── Input

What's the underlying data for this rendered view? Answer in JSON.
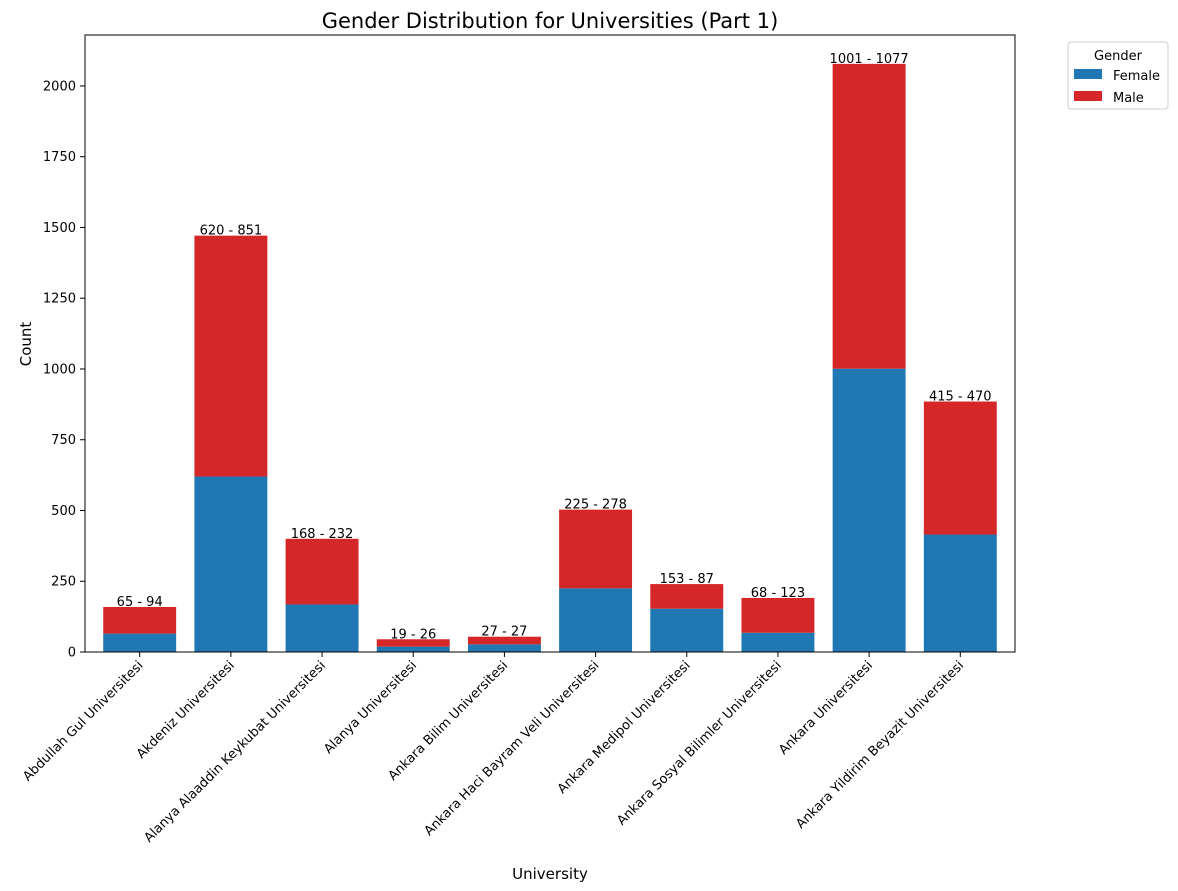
{
  "chart_data": {
    "type": "bar",
    "stacked": true,
    "title": "Gender Distribution for Universities (Part 1)",
    "xlabel": "University",
    "ylabel": "Count",
    "ylim": [
      0,
      2180
    ],
    "yticks": [
      0,
      250,
      500,
      750,
      1000,
      1250,
      1500,
      1750,
      2000
    ],
    "grid": false,
    "legend": {
      "title": "Gender",
      "placement": "outside-top-right"
    },
    "categories": [
      "Abdullah Gul Universitesi",
      "Akdeniz Universitesi",
      "Alanya Alaaddin Keykubat Universitesi",
      "Alanya Universitesi",
      "Ankara Bilim Universitesi",
      "Ankara Haci Bayram Veli Universitesi",
      "Ankara Medipol Universitesi",
      "Ankara Sosyal Bilimler Universitesi",
      "Ankara Universitesi",
      "Ankara Yildirim Beyazit Universitesi"
    ],
    "series": [
      {
        "name": "Female",
        "color": "#1f77b4",
        "values": [
          65,
          620,
          168,
          19,
          27,
          225,
          153,
          68,
          1001,
          415
        ]
      },
      {
        "name": "Male",
        "color": "#d62728",
        "values": [
          94,
          851,
          232,
          26,
          27,
          278,
          87,
          123,
          1077,
          470
        ]
      }
    ],
    "bar_labels": [
      "65 - 94",
      "620 - 851",
      "168 - 232",
      "19 - 26",
      "27 - 27",
      "225 - 278",
      "153 - 87",
      "68 - 123",
      "1001 - 1077",
      "415 - 470"
    ]
  }
}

────

• **Exercise requirements**:
Omit every picture while copying the listing above exactly.

• **Exercise solution**:
What's the underlying data for this rendered view? Answer in JSON.
{
  "chart_data": {
    "type": "bar",
    "stacked": true,
    "title": "Gender Distribution for Universities (Part 1)",
    "xlabel": "University",
    "ylabel": "Count",
    "ylim": [
      0,
      2180
    ],
    "yticks": [
      0,
      250,
      500,
      750,
      1000,
      1250,
      1500,
      1750,
      2000
    ],
    "grid": false,
    "legend": {
      "title": "Gender",
      "placement": "outside-top-right"
    },
    "categories": [
      "Abdullah Gul Universitesi",
      "Akdeniz Universitesi",
      "Alanya Alaaddin Keykubat Universitesi",
      "Alanya Universitesi",
      "Ankara Bilim Universitesi",
      "Ankara Haci Bayram Veli Universitesi",
      "Ankara Medipol Universitesi",
      "Ankara Sosyal Bilimler Universitesi",
      "Ankara Universitesi",
      "Ankara Yildirim Beyazit Universitesi"
    ],
    "series": [
      {
        "name": "Female",
        "color": "#1f77b4",
        "values": [
          65,
          620,
          168,
          19,
          27,
          225,
          153,
          68,
          1001,
          415
        ]
      },
      {
        "name": "Male",
        "color": "#d62728",
        "values": [
          94,
          851,
          232,
          26,
          27,
          278,
          87,
          123,
          1077,
          470
        ]
      }
    ],
    "bar_labels": [
      "65 - 94",
      "620 - 851",
      "168 - 232",
      "19 - 26",
      "27 - 27",
      "225 - 278",
      "153 - 87",
      "68 - 123",
      "1001 - 1077",
      "415 - 470"
    ]
  }
}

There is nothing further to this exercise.